§ THE REQUEST
Your reply should be one number: the count of lines holding the word "name".
— START OF DATA TO USE —
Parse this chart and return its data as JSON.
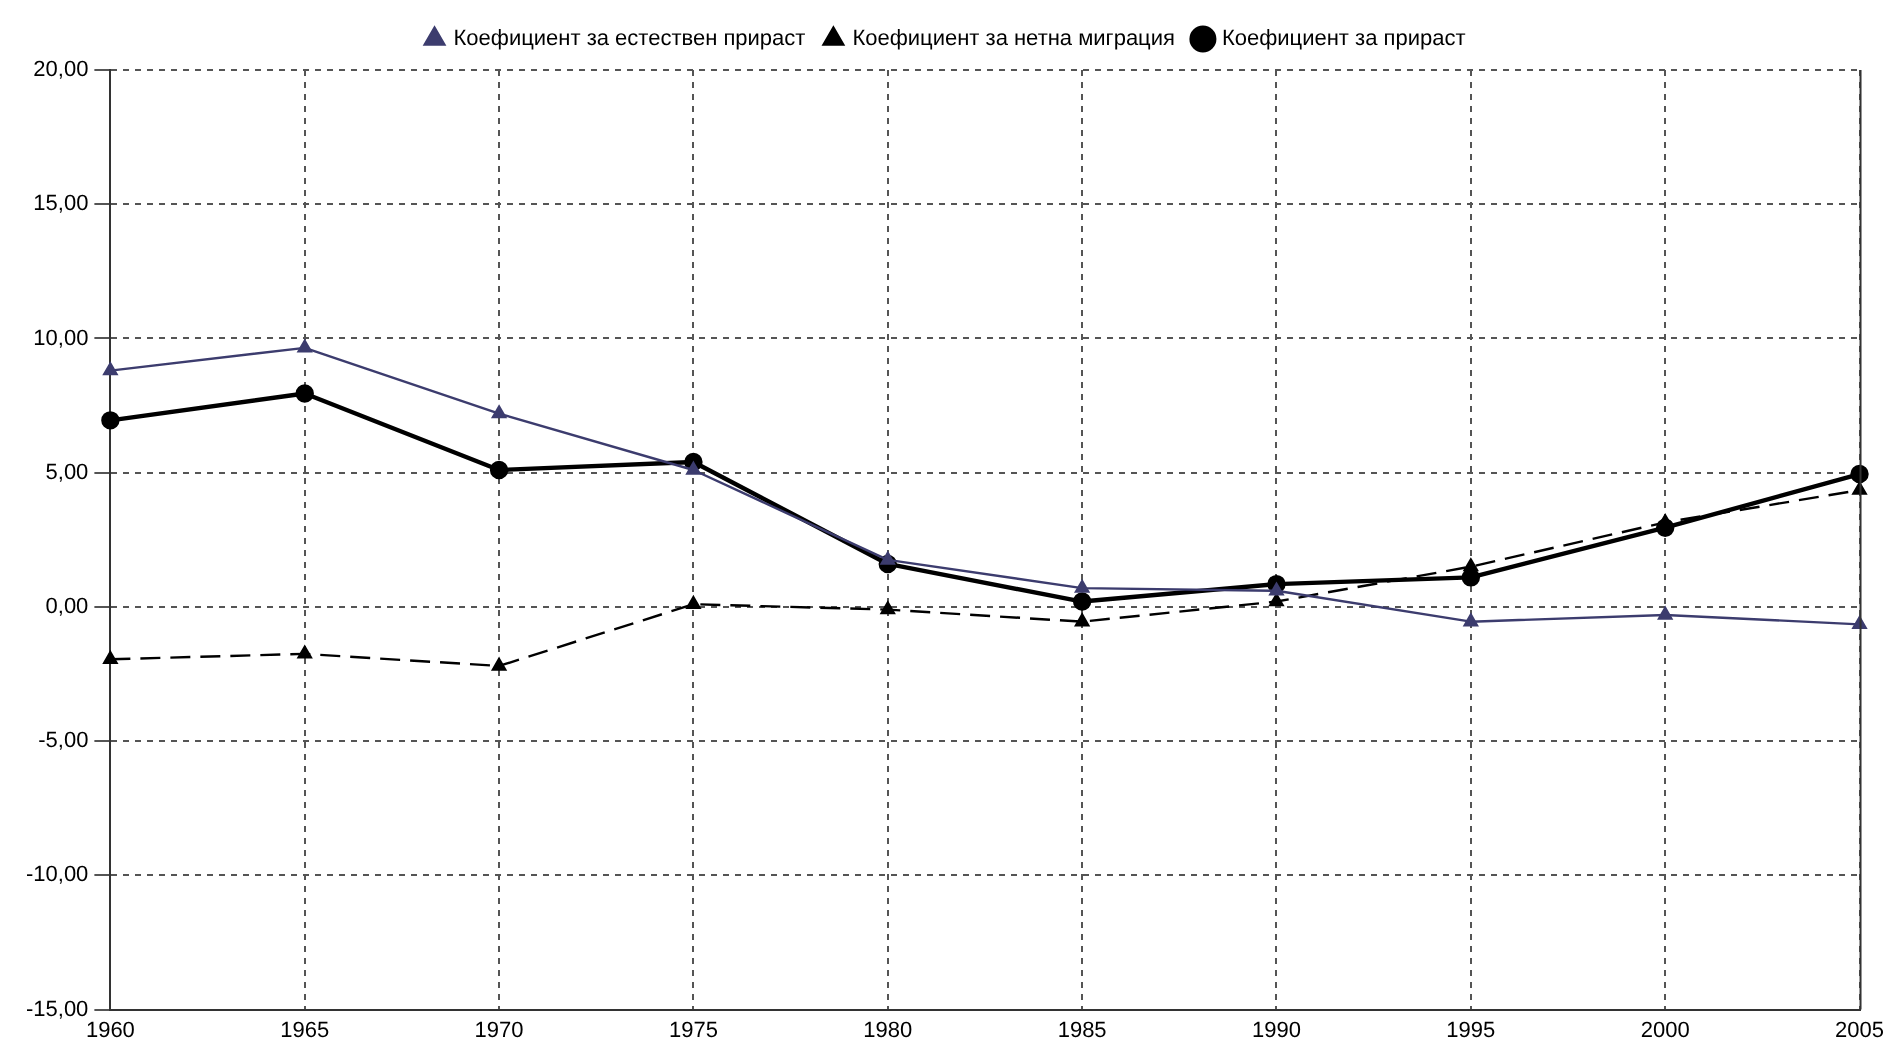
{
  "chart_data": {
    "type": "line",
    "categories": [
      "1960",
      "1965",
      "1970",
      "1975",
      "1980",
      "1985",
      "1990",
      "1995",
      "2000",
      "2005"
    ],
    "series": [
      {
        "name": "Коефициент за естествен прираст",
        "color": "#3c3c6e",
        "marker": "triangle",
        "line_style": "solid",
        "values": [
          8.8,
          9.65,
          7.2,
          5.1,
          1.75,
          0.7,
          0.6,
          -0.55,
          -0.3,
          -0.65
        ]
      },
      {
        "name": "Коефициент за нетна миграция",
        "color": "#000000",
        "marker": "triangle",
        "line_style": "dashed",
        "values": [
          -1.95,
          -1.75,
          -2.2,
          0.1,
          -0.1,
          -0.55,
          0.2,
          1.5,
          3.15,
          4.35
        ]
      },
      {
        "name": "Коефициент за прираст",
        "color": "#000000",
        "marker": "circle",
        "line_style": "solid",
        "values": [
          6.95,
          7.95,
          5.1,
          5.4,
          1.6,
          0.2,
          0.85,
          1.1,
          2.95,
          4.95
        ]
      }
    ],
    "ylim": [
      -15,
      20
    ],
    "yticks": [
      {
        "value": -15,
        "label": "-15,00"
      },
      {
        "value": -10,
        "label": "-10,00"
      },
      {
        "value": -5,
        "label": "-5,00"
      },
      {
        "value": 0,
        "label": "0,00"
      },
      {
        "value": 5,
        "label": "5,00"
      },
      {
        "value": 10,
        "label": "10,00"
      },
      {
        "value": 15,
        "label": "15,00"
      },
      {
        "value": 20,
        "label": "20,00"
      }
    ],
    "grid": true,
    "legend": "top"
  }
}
— END OF DATA TO USE —
— START OF DATA TO USE —
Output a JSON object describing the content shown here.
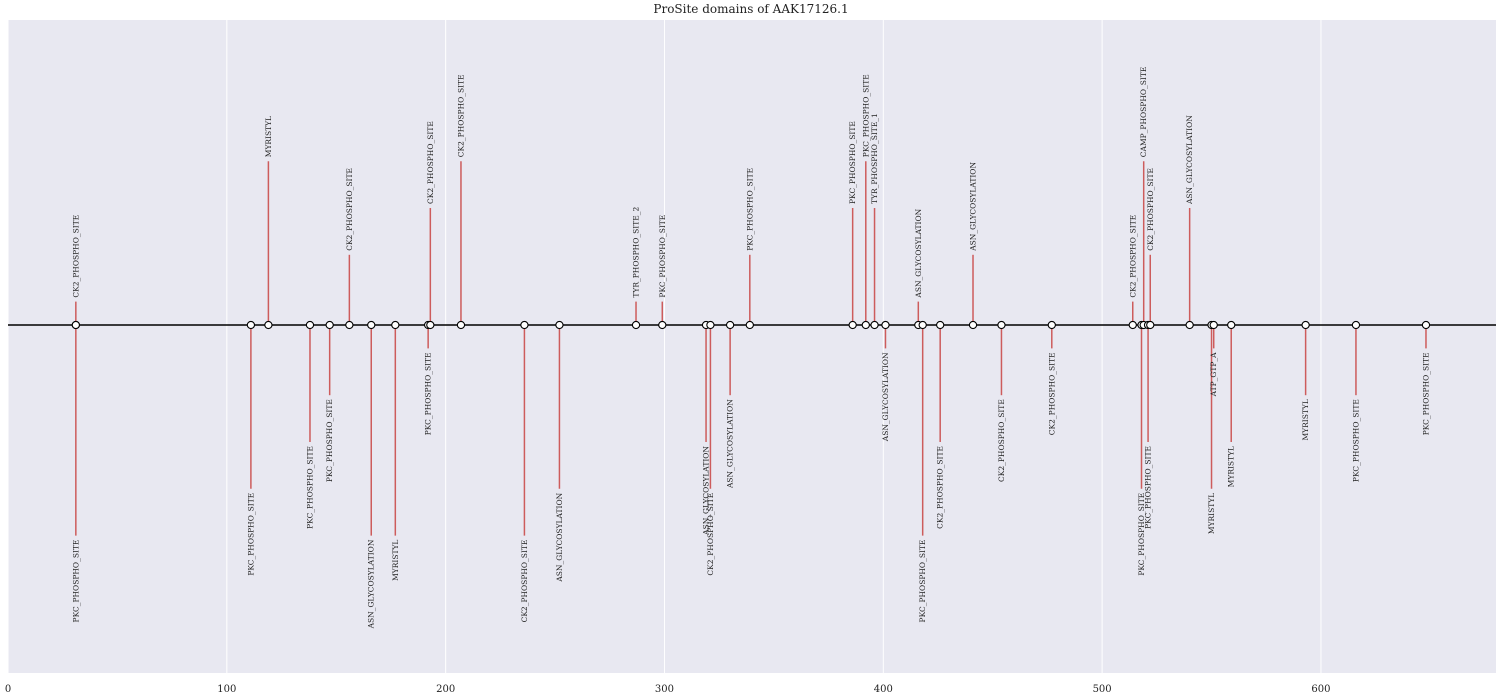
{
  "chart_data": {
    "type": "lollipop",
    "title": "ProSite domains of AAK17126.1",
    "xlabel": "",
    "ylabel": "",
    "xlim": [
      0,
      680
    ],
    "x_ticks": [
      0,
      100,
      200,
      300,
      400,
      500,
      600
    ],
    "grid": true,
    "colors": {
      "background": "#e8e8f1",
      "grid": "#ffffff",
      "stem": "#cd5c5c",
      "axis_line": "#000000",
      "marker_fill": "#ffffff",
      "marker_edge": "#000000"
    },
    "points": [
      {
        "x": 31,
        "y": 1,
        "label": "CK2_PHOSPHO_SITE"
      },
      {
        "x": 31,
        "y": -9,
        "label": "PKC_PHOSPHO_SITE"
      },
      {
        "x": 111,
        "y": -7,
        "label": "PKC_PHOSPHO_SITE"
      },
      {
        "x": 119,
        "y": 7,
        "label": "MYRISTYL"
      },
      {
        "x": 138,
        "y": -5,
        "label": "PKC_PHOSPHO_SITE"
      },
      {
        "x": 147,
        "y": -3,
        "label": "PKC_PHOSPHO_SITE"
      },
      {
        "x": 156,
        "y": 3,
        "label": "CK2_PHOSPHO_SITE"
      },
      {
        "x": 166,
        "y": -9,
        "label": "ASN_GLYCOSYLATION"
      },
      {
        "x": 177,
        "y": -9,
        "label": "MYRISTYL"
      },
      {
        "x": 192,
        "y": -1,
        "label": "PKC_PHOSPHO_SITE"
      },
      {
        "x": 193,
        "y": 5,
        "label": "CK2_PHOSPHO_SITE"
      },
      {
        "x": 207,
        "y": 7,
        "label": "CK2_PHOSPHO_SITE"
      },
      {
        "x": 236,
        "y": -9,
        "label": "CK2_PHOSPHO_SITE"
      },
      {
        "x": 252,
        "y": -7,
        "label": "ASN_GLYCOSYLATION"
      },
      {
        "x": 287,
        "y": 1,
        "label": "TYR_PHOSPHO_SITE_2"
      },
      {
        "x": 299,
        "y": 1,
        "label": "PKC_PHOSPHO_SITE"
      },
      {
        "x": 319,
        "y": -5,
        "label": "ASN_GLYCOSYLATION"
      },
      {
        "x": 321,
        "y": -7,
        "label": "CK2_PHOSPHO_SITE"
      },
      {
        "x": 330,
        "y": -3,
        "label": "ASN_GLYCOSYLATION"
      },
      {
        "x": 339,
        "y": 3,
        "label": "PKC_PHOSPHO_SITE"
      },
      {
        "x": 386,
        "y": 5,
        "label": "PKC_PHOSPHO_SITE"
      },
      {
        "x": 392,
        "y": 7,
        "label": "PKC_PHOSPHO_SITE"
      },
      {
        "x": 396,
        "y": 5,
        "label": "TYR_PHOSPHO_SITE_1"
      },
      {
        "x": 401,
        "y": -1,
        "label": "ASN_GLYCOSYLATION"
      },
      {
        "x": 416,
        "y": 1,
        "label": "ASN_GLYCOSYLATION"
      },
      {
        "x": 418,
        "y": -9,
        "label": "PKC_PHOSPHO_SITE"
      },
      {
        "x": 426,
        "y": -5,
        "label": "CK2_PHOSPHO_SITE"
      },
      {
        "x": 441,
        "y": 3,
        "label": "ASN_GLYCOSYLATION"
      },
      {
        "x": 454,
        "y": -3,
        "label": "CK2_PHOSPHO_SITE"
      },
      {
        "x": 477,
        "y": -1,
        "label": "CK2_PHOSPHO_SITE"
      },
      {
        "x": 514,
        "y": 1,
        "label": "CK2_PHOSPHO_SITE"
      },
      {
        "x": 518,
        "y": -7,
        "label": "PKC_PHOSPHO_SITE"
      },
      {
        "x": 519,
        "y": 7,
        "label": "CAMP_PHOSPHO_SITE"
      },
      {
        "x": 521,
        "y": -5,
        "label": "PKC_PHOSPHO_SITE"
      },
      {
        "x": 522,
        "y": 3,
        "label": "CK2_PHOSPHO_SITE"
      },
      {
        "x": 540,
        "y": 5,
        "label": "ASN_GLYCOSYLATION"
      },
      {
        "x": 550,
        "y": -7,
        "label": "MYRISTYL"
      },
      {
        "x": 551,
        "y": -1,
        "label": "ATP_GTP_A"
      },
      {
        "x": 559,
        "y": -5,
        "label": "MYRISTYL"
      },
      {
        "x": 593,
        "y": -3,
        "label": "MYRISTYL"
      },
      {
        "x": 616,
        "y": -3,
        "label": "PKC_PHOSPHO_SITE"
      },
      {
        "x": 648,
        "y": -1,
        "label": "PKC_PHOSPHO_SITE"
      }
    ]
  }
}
— END OF DATA TO USE —
— START OF DATA TO USE —
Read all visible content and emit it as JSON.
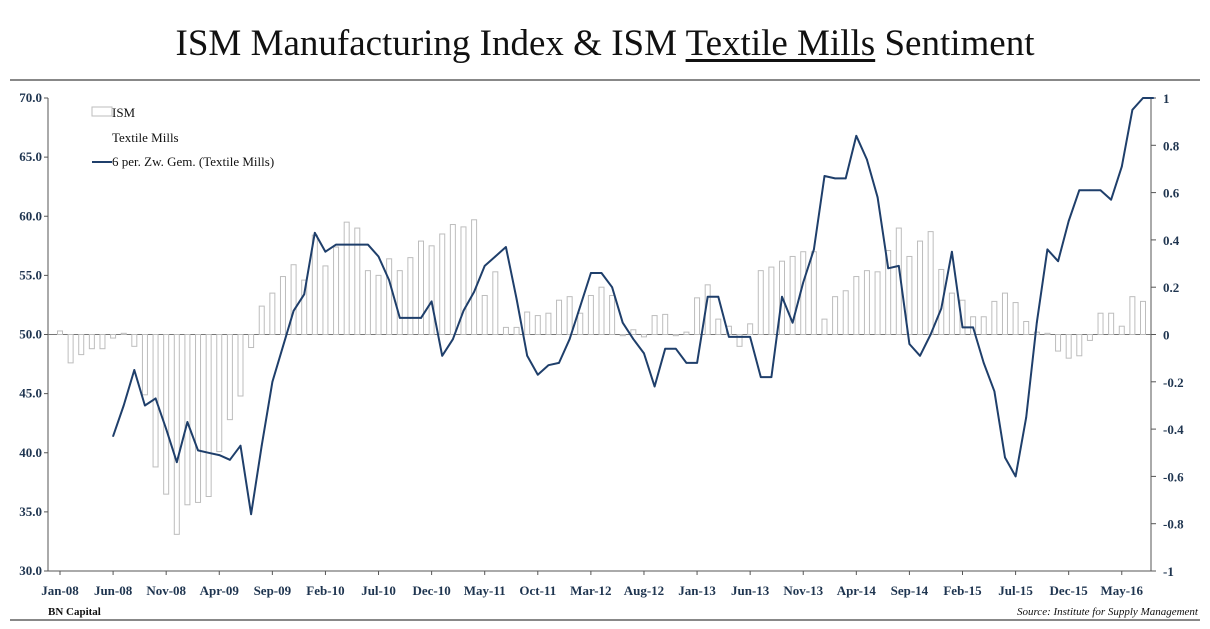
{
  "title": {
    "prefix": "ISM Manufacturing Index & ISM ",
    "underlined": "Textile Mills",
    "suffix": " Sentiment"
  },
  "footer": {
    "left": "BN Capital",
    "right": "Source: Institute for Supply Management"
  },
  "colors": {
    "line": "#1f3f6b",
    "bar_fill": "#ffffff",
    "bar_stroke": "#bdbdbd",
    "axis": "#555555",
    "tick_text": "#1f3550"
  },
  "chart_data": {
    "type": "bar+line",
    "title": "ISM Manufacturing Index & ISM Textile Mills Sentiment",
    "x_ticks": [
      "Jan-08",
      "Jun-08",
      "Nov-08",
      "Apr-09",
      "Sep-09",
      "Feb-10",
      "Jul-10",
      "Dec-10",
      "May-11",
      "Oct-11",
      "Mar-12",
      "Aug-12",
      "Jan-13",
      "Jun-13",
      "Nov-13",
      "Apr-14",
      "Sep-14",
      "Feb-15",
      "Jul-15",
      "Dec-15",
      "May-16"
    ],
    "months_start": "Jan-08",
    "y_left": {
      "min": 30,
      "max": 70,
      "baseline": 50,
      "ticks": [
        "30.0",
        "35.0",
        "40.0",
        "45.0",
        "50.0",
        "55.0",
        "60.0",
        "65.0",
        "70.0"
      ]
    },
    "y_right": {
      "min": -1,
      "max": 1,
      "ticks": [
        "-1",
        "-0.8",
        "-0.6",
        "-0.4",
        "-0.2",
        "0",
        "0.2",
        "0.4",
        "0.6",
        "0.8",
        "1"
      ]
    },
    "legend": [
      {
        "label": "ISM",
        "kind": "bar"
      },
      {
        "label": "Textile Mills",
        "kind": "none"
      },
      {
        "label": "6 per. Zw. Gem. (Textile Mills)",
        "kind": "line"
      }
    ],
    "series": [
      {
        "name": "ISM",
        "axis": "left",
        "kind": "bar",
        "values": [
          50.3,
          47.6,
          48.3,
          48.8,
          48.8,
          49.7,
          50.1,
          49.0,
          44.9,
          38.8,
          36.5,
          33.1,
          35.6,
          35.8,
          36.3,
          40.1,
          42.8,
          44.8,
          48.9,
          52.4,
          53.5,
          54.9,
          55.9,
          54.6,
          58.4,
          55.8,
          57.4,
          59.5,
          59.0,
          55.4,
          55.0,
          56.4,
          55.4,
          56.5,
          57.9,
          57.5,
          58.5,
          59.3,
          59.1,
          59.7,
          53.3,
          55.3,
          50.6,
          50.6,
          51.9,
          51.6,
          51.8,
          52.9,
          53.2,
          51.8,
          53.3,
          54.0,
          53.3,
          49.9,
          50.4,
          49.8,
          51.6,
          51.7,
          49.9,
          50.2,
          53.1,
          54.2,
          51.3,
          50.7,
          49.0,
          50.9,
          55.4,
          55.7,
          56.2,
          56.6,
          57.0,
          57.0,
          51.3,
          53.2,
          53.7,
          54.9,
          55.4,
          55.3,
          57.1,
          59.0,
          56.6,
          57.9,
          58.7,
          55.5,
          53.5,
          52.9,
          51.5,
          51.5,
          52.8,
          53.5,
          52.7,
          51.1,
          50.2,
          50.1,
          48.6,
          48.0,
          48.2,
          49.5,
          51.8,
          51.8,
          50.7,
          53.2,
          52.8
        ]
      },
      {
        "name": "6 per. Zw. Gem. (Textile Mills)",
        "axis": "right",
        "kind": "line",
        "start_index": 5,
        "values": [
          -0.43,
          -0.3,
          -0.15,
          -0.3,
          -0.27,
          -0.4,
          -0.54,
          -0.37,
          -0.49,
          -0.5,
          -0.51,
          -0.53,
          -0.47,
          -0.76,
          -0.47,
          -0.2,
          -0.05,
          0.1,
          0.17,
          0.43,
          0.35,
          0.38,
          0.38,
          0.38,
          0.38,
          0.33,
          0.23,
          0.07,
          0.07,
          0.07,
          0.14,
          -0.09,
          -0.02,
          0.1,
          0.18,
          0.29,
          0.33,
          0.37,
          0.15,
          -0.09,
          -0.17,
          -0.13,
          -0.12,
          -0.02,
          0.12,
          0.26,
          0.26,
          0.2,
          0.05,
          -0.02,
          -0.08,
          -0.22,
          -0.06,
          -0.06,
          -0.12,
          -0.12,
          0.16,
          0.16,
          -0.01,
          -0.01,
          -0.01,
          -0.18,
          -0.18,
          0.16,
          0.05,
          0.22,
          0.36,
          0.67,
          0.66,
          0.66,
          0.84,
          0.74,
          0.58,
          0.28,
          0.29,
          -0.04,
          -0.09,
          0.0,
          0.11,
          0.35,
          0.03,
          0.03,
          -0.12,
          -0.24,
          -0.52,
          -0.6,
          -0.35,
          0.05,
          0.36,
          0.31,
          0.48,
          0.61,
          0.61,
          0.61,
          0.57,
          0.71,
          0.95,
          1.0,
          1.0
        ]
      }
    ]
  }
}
— END OF DATA TO USE —
§ OUTPUT
5